> [Description of the task] Pick out each line with the word "Эконом" from the material that follows.

### Task material

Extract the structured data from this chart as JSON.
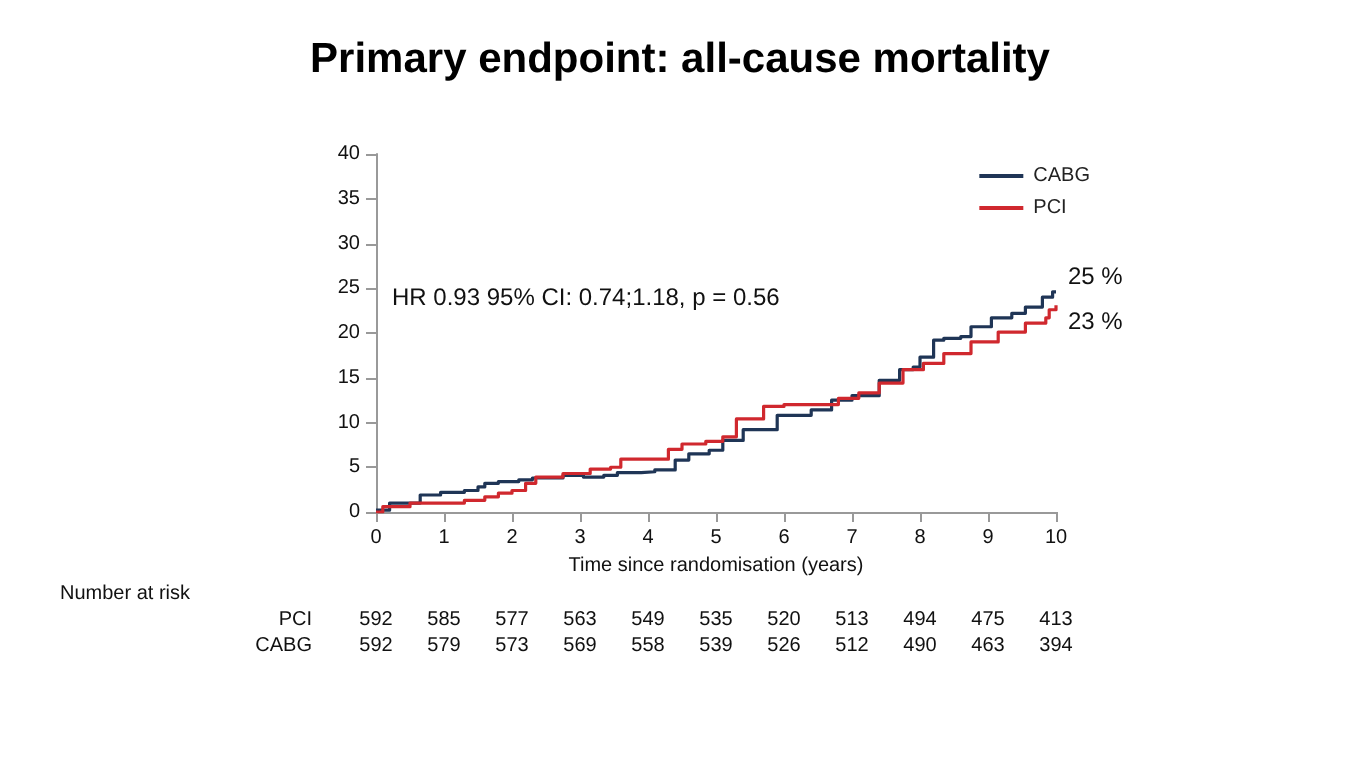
{
  "chart_data": {
    "type": "step",
    "title": "Primary endpoint: all-cause mortality",
    "xlabel": "Time since randomisation (years)",
    "xlim": [
      0,
      10
    ],
    "xticks": [
      0,
      1,
      2,
      3,
      4,
      5,
      6,
      7,
      8,
      9,
      10
    ],
    "ylim": [
      0,
      40
    ],
    "yticks": [
      0,
      5,
      10,
      15,
      20,
      25,
      30,
      35,
      40
    ],
    "grid": false,
    "legend": "top right",
    "marker": "none",
    "line_style": "solid",
    "series": [
      {
        "name": "CABG",
        "color": "#1f3556",
        "x": [
          0,
          0.2,
          0.55,
          0.65,
          0.95,
          1.3,
          1.5,
          1.6,
          1.8,
          2.1,
          2.3,
          2.75,
          3.05,
          3.35,
          3.55,
          3.9,
          4.1,
          4.4,
          4.6,
          4.9,
          5.1,
          5.4,
          5.9,
          6.4,
          6.7,
          7,
          7.4,
          7.7,
          7.9,
          8,
          8.2,
          8.35,
          8.6,
          8.75,
          9.05,
          9.35,
          9.55,
          9.8,
          9.95,
          10
        ],
        "values": [
          0.2,
          1,
          1,
          1.9,
          2.2,
          2.4,
          2.8,
          3.2,
          3.4,
          3.6,
          3.8,
          4.1,
          3.9,
          4.1,
          4.4,
          4.5,
          4.7,
          5.8,
          6.5,
          6.9,
          8,
          9.2,
          10.8,
          11.4,
          12.5,
          13,
          14.7,
          15.9,
          16.2,
          17.3,
          19.2,
          19.4,
          19.6,
          20.7,
          21.7,
          22.2,
          22.9,
          24,
          24.6,
          24.6
        ]
      },
      {
        "name": "PCI",
        "color": "#d0282e",
        "x": [
          0,
          0.1,
          0.5,
          0.95,
          1.3,
          1.6,
          1.8,
          2,
          2.2,
          2.35,
          2.75,
          3.15,
          3.45,
          3.6,
          4,
          4.3,
          4.5,
          4.85,
          5.1,
          5.3,
          5.7,
          6,
          6.5,
          6.8,
          7.1,
          7.4,
          7.75,
          8.05,
          8.35,
          8.75,
          9.15,
          9.55,
          9.85,
          9.9,
          10
        ],
        "values": [
          0,
          0.6,
          1,
          1,
          1.3,
          1.7,
          2.1,
          2.4,
          3.2,
          3.9,
          4.3,
          4.8,
          5,
          5.9,
          5.9,
          7,
          7.6,
          7.9,
          8.4,
          10.4,
          11.8,
          12,
          12,
          12.7,
          13.3,
          14.4,
          15.9,
          16.6,
          17.7,
          19,
          20.1,
          21.1,
          21.7,
          22.6,
          23.1
        ]
      }
    ],
    "annotations": [
      "HR 0.93 95% CI: 0.74;1.18, p = 0.56",
      {
        "text": "25 %",
        "x": 10,
        "y": 24.6
      },
      {
        "text": "23 %",
        "x": 10,
        "y": 23.1
      },
      "Number at risk",
      "PCI 592 585 577 563 549 535 520 513 494 475 413",
      "CABG 592 579 573 569 558 539 526 512 490 463 394"
    ]
  }
}
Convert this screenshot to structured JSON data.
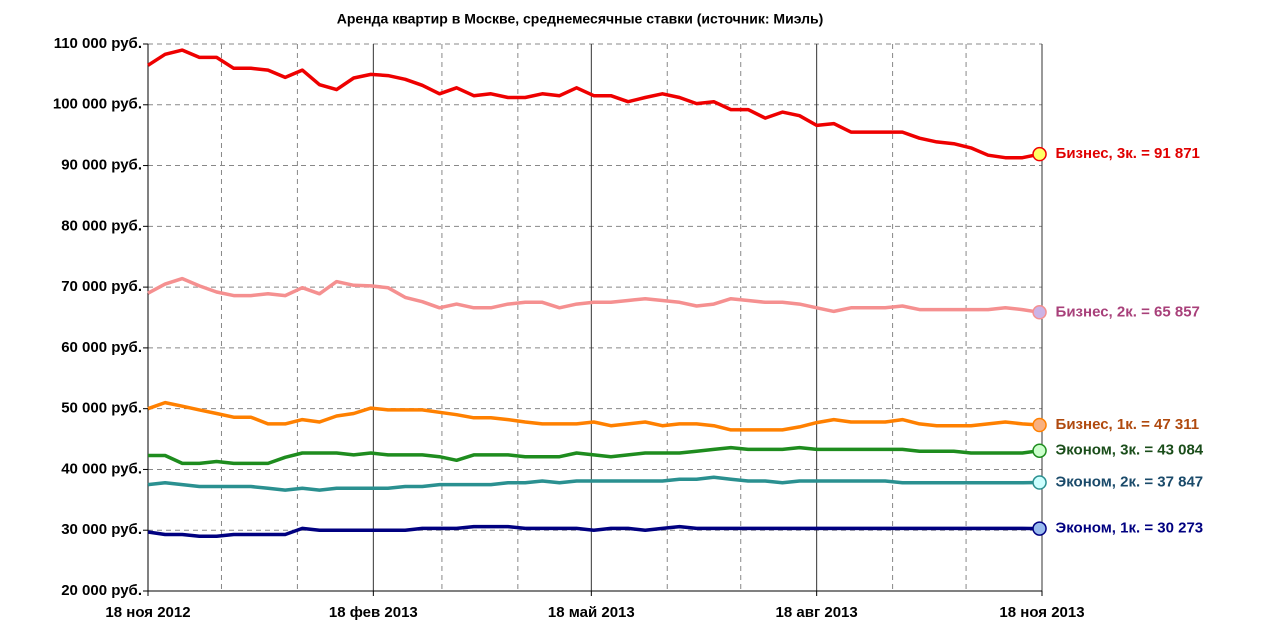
{
  "chart_data": {
    "type": "line",
    "title": "Аренда квартир в Москве, среднемесячные ставки (источник: Миэль)",
    "x": [
      "2012-11-18",
      "2012-11-25",
      "2012-12-02",
      "2012-12-09",
      "2012-12-16",
      "2012-12-23",
      "2012-12-30",
      "2013-01-06",
      "2013-01-13",
      "2013-01-20",
      "2013-01-27",
      "2013-02-03",
      "2013-02-10",
      "2013-02-17",
      "2013-02-24",
      "2013-03-03",
      "2013-03-10",
      "2013-03-17",
      "2013-03-24",
      "2013-03-31",
      "2013-04-07",
      "2013-04-14",
      "2013-04-21",
      "2013-04-28",
      "2013-05-05",
      "2013-05-12",
      "2013-05-19",
      "2013-05-26",
      "2013-06-02",
      "2013-06-09",
      "2013-06-16",
      "2013-06-23",
      "2013-06-30",
      "2013-07-07",
      "2013-07-14",
      "2013-07-21",
      "2013-07-28",
      "2013-08-04",
      "2013-08-11",
      "2013-08-18",
      "2013-08-25",
      "2013-09-01",
      "2013-09-08",
      "2013-09-15",
      "2013-09-22",
      "2013-09-29",
      "2013-10-06",
      "2013-10-13",
      "2013-10-20",
      "2013-10-27",
      "2013-11-03",
      "2013-11-10",
      "2013-11-17"
    ],
    "xlim": [
      "2012-11-18",
      "2013-11-18"
    ],
    "xticks": [
      {
        "value": "2012-11-18",
        "label": "18 ноя 2012"
      },
      {
        "value": "2013-02-18",
        "label": "18 фев 2013"
      },
      {
        "value": "2013-05-18",
        "label": "18 май 2013"
      },
      {
        "value": "2013-08-18",
        "label": "18 авг 2013"
      },
      {
        "value": "2013-11-18",
        "label": "18 ноя 2013"
      }
    ],
    "xminorticks": [
      "2012-12-18",
      "2013-01-18",
      "2013-03-18",
      "2013-04-18",
      "2013-06-18",
      "2013-07-18",
      "2013-09-18",
      "2013-10-18"
    ],
    "ylim": [
      20000,
      110000
    ],
    "yticks": [
      {
        "value": 20000,
        "label": "20 000 руб."
      },
      {
        "value": 30000,
        "label": "30 000 руб."
      },
      {
        "value": 40000,
        "label": "40 000 руб."
      },
      {
        "value": 50000,
        "label": "50 000 руб."
      },
      {
        "value": 60000,
        "label": "60 000 руб."
      },
      {
        "value": 70000,
        "label": "70 000 руб."
      },
      {
        "value": 80000,
        "label": "80 000 руб."
      },
      {
        "value": 90000,
        "label": "90 000 руб."
      },
      {
        "value": 100000,
        "label": "100 000 руб."
      },
      {
        "value": 110000,
        "label": "110 000 руб."
      }
    ],
    "grid": true,
    "series": [
      {
        "name": "Бизнес, 3к. = 91 871",
        "color": "#ee0000",
        "marker_color": "#ffff66",
        "label_color": "#e00000",
        "values": [
          106500,
          108300,
          109000,
          107800,
          107800,
          106000,
          106000,
          105700,
          104500,
          105700,
          103300,
          102500,
          104400,
          105000,
          104800,
          104200,
          103200,
          101800,
          102800,
          101500,
          101800,
          101200,
          101200,
          101800,
          101500,
          102800,
          101500,
          101500,
          100500,
          101200,
          101800,
          101200,
          100200,
          100500,
          99200,
          99200,
          97800,
          98800,
          98200,
          96600,
          96900,
          95500,
          95500,
          95500,
          95500,
          94500,
          93900,
          93600,
          92900,
          91700,
          91300,
          91300,
          91871
        ]
      },
      {
        "name": "Бизнес, 2к. = 65 857",
        "color": "#f59090",
        "marker_color": "#ccb3e6",
        "label_color": "#a8407a",
        "values": [
          69000,
          70500,
          71400,
          70200,
          69200,
          68600,
          68600,
          68900,
          68600,
          69900,
          68900,
          70900,
          70300,
          70200,
          69900,
          68300,
          67600,
          66600,
          67200,
          66600,
          66600,
          67200,
          67500,
          67500,
          66600,
          67200,
          67500,
          67500,
          67800,
          68100,
          67800,
          67500,
          66900,
          67200,
          68100,
          67800,
          67500,
          67500,
          67200,
          66600,
          66000,
          66600,
          66600,
          66600,
          66900,
          66300,
          66300,
          66300,
          66300,
          66300,
          66600,
          66300,
          65857
        ]
      },
      {
        "name": "Бизнес, 1к. = 47 311",
        "color": "#ff8000",
        "marker_color": "#f8b080",
        "label_color": "#b04a0f",
        "values": [
          50000,
          51000,
          50400,
          49800,
          49200,
          48600,
          48600,
          47500,
          47500,
          48200,
          47800,
          48800,
          49200,
          50100,
          49800,
          49800,
          49800,
          49400,
          49000,
          48500,
          48500,
          48200,
          47800,
          47500,
          47500,
          47500,
          47800,
          47200,
          47500,
          47800,
          47200,
          47500,
          47500,
          47200,
          46500,
          46500,
          46500,
          46500,
          47000,
          47700,
          48200,
          47800,
          47800,
          47800,
          48200,
          47500,
          47200,
          47200,
          47200,
          47500,
          47800,
          47500,
          47311
        ]
      },
      {
        "name": "Эконом, 3к. = 43 084",
        "color": "#1e8c1e",
        "marker_color": "#ccffcc",
        "label_color": "#1a4d1a",
        "values": [
          42300,
          42300,
          41000,
          41000,
          41300,
          41000,
          41000,
          41000,
          42000,
          42700,
          42700,
          42700,
          42400,
          42700,
          42400,
          42400,
          42400,
          42100,
          41500,
          42400,
          42400,
          42400,
          42100,
          42100,
          42100,
          42700,
          42400,
          42100,
          42400,
          42700,
          42700,
          42700,
          43000,
          43300,
          43600,
          43300,
          43300,
          43300,
          43600,
          43300,
          43300,
          43300,
          43300,
          43300,
          43300,
          43000,
          43000,
          43000,
          42700,
          42700,
          42700,
          42700,
          43084
        ]
      },
      {
        "name": "Эконом, 2к. = 37 847",
        "color": "#2a9090",
        "marker_color": "#ccffff",
        "label_color": "#1a4a6a",
        "values": [
          37500,
          37800,
          37500,
          37200,
          37200,
          37200,
          37200,
          36900,
          36600,
          36900,
          36600,
          36900,
          36900,
          36900,
          36900,
          37200,
          37200,
          37500,
          37500,
          37500,
          37500,
          37800,
          37800,
          38100,
          37800,
          38100,
          38100,
          38100,
          38100,
          38100,
          38100,
          38400,
          38400,
          38700,
          38400,
          38100,
          38100,
          37800,
          38100,
          38100,
          38100,
          38100,
          38100,
          38100,
          37800,
          37800,
          37800,
          37800,
          37800,
          37800,
          37800,
          37800,
          37847
        ]
      },
      {
        "name": "Эконом, 1к. = 30 273",
        "color": "#000080",
        "marker_color": "#99bbee",
        "label_color": "#000080",
        "values": [
          29700,
          29300,
          29300,
          29000,
          29000,
          29300,
          29300,
          29300,
          29300,
          30300,
          30000,
          30000,
          30000,
          30000,
          30000,
          30000,
          30300,
          30300,
          30300,
          30600,
          30600,
          30600,
          30300,
          30300,
          30300,
          30300,
          30000,
          30300,
          30300,
          30000,
          30300,
          30600,
          30300,
          30300,
          30300,
          30300,
          30300,
          30300,
          30300,
          30300,
          30300,
          30300,
          30300,
          30300,
          30300,
          30300,
          30300,
          30300,
          30300,
          30300,
          30300,
          30300,
          30273
        ]
      }
    ]
  }
}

######

> [The answer]
        "name": "Эконом, 3к. = 43 084",
        "name": "Эконом, 2к. = 37 847",
        "name": "Эконом, 1к. = 30 273",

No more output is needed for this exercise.